* Job *
Go through the entries below and retype them exactly, omitting each picture.

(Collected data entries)
==============================

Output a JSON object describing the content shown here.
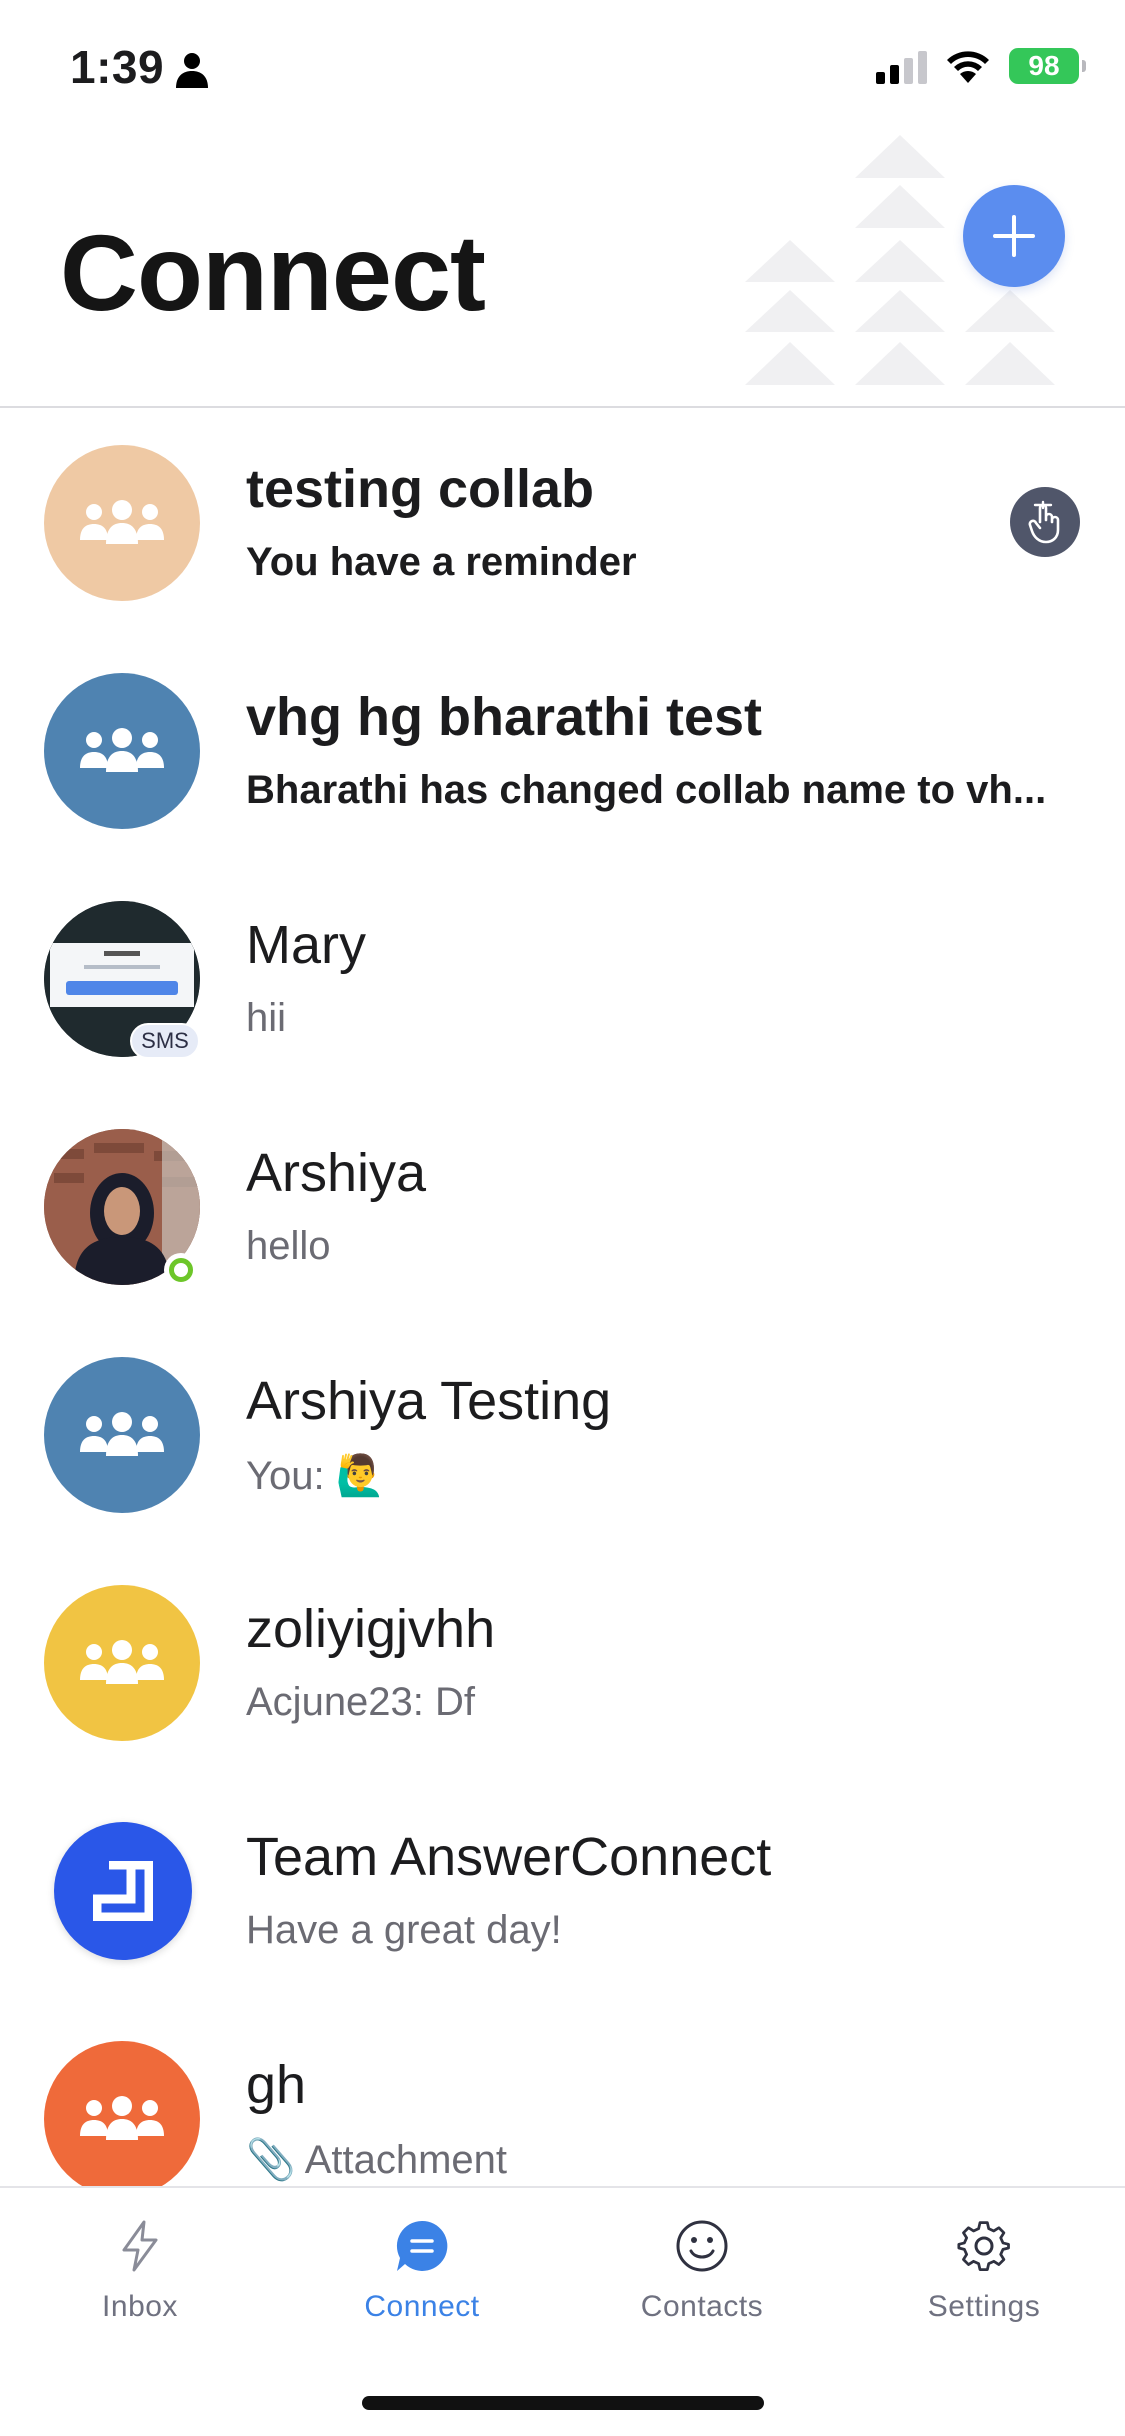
{
  "status_bar": {
    "time": "1:39",
    "battery": "98"
  },
  "header": {
    "title": "Connect"
  },
  "colors": {
    "accent": "#3b82e6",
    "fab": "#5b8def",
    "online": "#6dc629"
  },
  "conversations": [
    {
      "title": "testing collab",
      "subtitle": "You have a reminder",
      "avatar_color": "#efc9a4",
      "avatar_type": "group",
      "unread": true,
      "badge_icon": "reminder-hand-icon"
    },
    {
      "title": "vhg hg bharathi test",
      "subtitle": "Bharathi has changed collab name to vh...",
      "avatar_color": "#4f83b1",
      "avatar_type": "group",
      "unread": true
    },
    {
      "title": "Mary",
      "subtitle": "hii",
      "avatar_type": "photo-screenshot",
      "badge": "SMS"
    },
    {
      "title": "Arshiya",
      "subtitle": "hello",
      "avatar_type": "photo",
      "online": true
    },
    {
      "title": "Arshiya Testing",
      "subtitle": "You: 🙋‍♂️",
      "avatar_color": "#4f83b1",
      "avatar_type": "group"
    },
    {
      "title": "zoliyigjvhh",
      "subtitle": "Acjune23: Df",
      "avatar_color": "#f1c443",
      "avatar_type": "group"
    },
    {
      "title": "Team AnswerConnect",
      "subtitle": "Have a great day!",
      "avatar_color": "#2a57e8",
      "avatar_type": "logo"
    },
    {
      "title": "gh",
      "subtitle": "📎 Attachment",
      "avatar_color": "#ef6a3a",
      "avatar_type": "group"
    }
  ],
  "tabs": [
    {
      "label": "Inbox",
      "icon": "bolt-icon",
      "active": false
    },
    {
      "label": "Connect",
      "icon": "chat-bubble-icon",
      "active": true
    },
    {
      "label": "Contacts",
      "icon": "smiley-icon",
      "active": false
    },
    {
      "label": "Settings",
      "icon": "gear-icon",
      "active": false
    }
  ]
}
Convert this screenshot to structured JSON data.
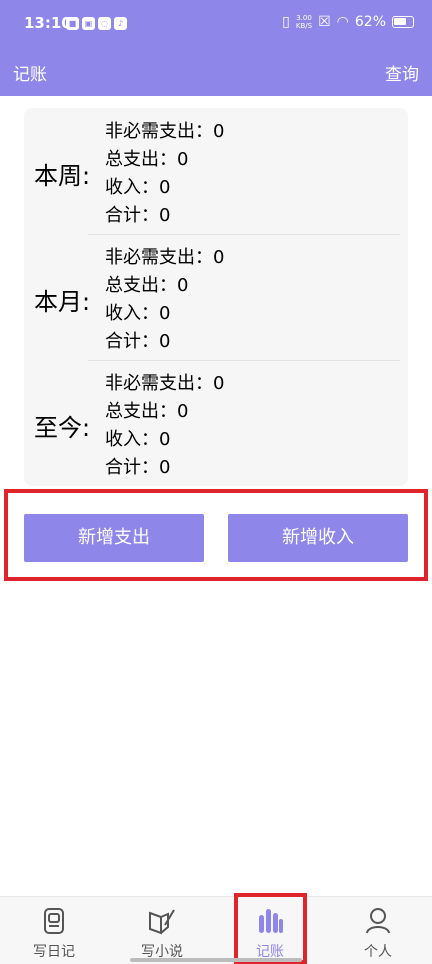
{
  "status": {
    "time": "13:10",
    "net_speed_value": "3.00",
    "net_speed_unit": "KB/S",
    "battery": "62%"
  },
  "appbar": {
    "title": "记账",
    "query": "查询"
  },
  "sections": [
    {
      "period": "本周:",
      "lines": [
        "非必需支出：0",
        "总支出：0",
        "收入：0",
        "合计：0"
      ]
    },
    {
      "period": "本月:",
      "lines": [
        "非必需支出：0",
        "总支出：0",
        "收入：0",
        "合计：0"
      ]
    },
    {
      "period": "至今:",
      "lines": [
        "非必需支出：0",
        "总支出：0",
        "收入：0",
        "合计：0"
      ]
    }
  ],
  "buttons": {
    "add_expense": "新增支出",
    "add_income": "新增收入"
  },
  "nav": [
    {
      "label": "写日记",
      "icon": "diary-icon",
      "active": false
    },
    {
      "label": "写小说",
      "icon": "novel-icon",
      "active": false
    },
    {
      "label": "记账",
      "icon": "accounting-icon",
      "active": true
    },
    {
      "label": "个人",
      "icon": "person-icon",
      "active": false
    }
  ],
  "colors": {
    "primary": "#8f86ea",
    "highlight": "#e0242b"
  }
}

==============================

* Written answer *
Output a JSON object describing the content shown here.
{
  "status_bar": {
    "time": "1:39",
    "battery": "98"
  },
  "header": {
    "title": "Connect"
  },
  "colors": {
    "accent": "#3b82e6",
    "fab": "#5b8def",
    "online": "#6dc629"
  },
  "conversations": [
    {
      "title": "testing collab",
      "subtitle": "You have a reminder",
      "avatar_color": "#efc9a4",
      "avatar_type": "group",
      "unread": true,
      "badge_icon": "reminder-hand-icon"
    },
    {
      "title": "vhg hg bharathi test",
      "subtitle": "Bharathi has changed collab name to vh...",
      "avatar_color": "#4f83b1",
      "avatar_type": "group",
      "unread": true
    },
    {
      "title": "Mary",
      "subtitle": "hii",
      "avatar_type": "photo-screenshot",
      "badge": "SMS"
    },
    {
      "title": "Arshiya",
      "subtitle": "hello",
      "avatar_type": "photo",
      "online": true
    },
    {
      "title": "Arshiya Testing",
      "subtitle": "You: 🙋‍♂️",
      "avatar_color": "#4f83b1",
      "avatar_type": "group"
    },
    {
      "title": "zoliyigjvhh",
      "subtitle": "Acjune23: Df",
      "avatar_color": "#f1c443",
      "avatar_type": "group"
    },
    {
      "title": "Team AnswerConnect",
      "subtitle": "Have a great day!",
      "avatar_color": "#2a57e8",
      "avatar_type": "logo"
    },
    {
      "title": "gh",
      "subtitle": "📎 Attachment",
      "avatar_color": "#ef6a3a",
      "avatar_type": "group"
    }
  ],
  "tabs": [
    {
      "label": "Inbox",
      "icon": "bolt-icon",
      "active": false
    },
    {
      "label": "Connect",
      "icon": "chat-bubble-icon",
      "active": true
    },
    {
      "label": "Contacts",
      "icon": "smiley-icon",
      "active": false
    },
    {
      "label": "Settings",
      "icon": "gear-icon",
      "active": false
    }
  ]
}
Convert this screenshot to structured JSON data.
{
  "status": {
    "time": "13:10",
    "net_speed_value": "3.00",
    "net_speed_unit": "KB/S",
    "battery": "62%"
  },
  "appbar": {
    "title": "记账",
    "query": "查询"
  },
  "sections": [
    {
      "period": "本周:",
      "lines": [
        "非必需支出：0",
        "总支出：0",
        "收入：0",
        "合计：0"
      ]
    },
    {
      "period": "本月:",
      "lines": [
        "非必需支出：0",
        "总支出：0",
        "收入：0",
        "合计：0"
      ]
    },
    {
      "period": "至今:",
      "lines": [
        "非必需支出：0",
        "总支出：0",
        "收入：0",
        "合计：0"
      ]
    }
  ],
  "buttons": {
    "add_expense": "新增支出",
    "add_income": "新增收入"
  },
  "nav": [
    {
      "label": "写日记",
      "icon": "diary-icon",
      "active": false
    },
    {
      "label": "写小说",
      "icon": "novel-icon",
      "active": false
    },
    {
      "label": "记账",
      "icon": "accounting-icon",
      "active": true
    },
    {
      "label": "个人",
      "icon": "person-icon",
      "active": false
    }
  ],
  "colors": {
    "primary": "#8f86ea",
    "highlight": "#e0242b"
  }
}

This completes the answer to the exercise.